>> BEGIN DATA SHOWN

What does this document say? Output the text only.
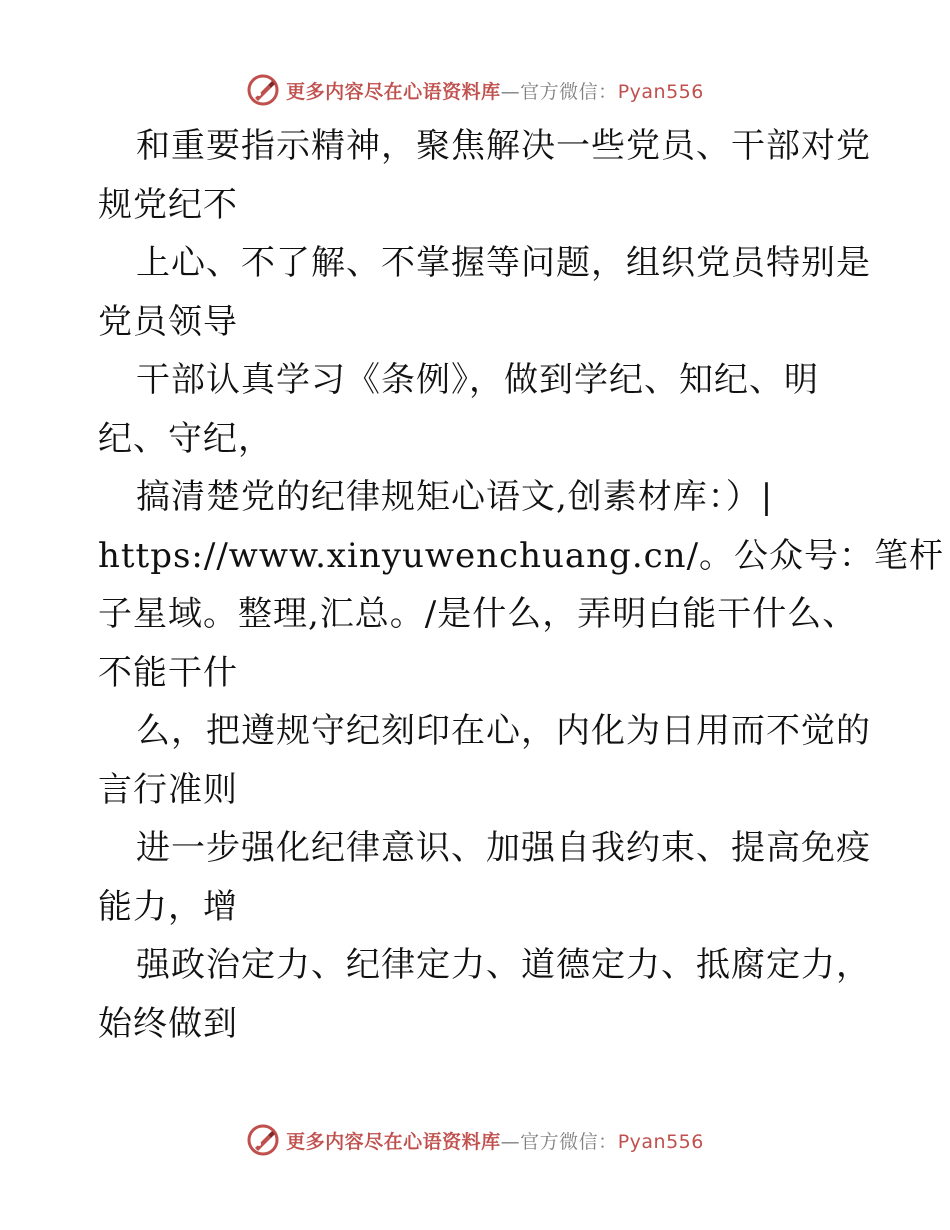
更多内容尽在心语资料库—官方微信：Pyan556
和重要指示精神，聚焦解决一些党员、干部对党
规党纪不
上心、不了解、不掌握等问题，组织党员特别是
党员领导
干部认真学习《条例》，做到学纪、知纪、明
纪、守纪，
搞清楚党的纪律规矩心语文,创素材库：）|
https://www.xinyuwenchuang.cn/。公众号：笔杆
子星域。整理,汇总。/是什么，弄明白能干什么、
不能干什
么，把遵规守纪刻印在心，内化为日用而不觉的
言行准则
进一步强化纪律意识、加强自我约束、提高免疫
能力，增
强政治定力、纪律定力、道德定力、抵腐定力，
始终做到
更多内容尽在心语资料库—官方微信：Pyan556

>> END DATA SHOWN

WRITTEN TASK
Copy the material exactly. Do not include the pictures.

ANSWER
What does this document say? Output the text only.
更多内容尽在心语资料库—官方微信：Pyan556
和重要指示精神，聚焦解决一些党员、干部对党
规党纪不
上心、不了解、不掌握等问题，组织党员特别是
党员领导
干部认真学习《条例》，做到学纪、知纪、明
纪、守纪，
搞清楚党的纪律规矩心语文,创素材库：）|
https://www.xinyuwenchuang.cn/。公众号：笔杆
子星域。整理,汇总。/是什么，弄明白能干什么、
不能干什
么，把遵规守纪刻印在心，内化为日用而不觉的
言行准则
进一步强化纪律意识、加强自我约束、提高免疫
能力，增
强政治定力、纪律定力、道德定力、抵腐定力，
始终做到
更多内容尽在心语资料库—官方微信：Pyan556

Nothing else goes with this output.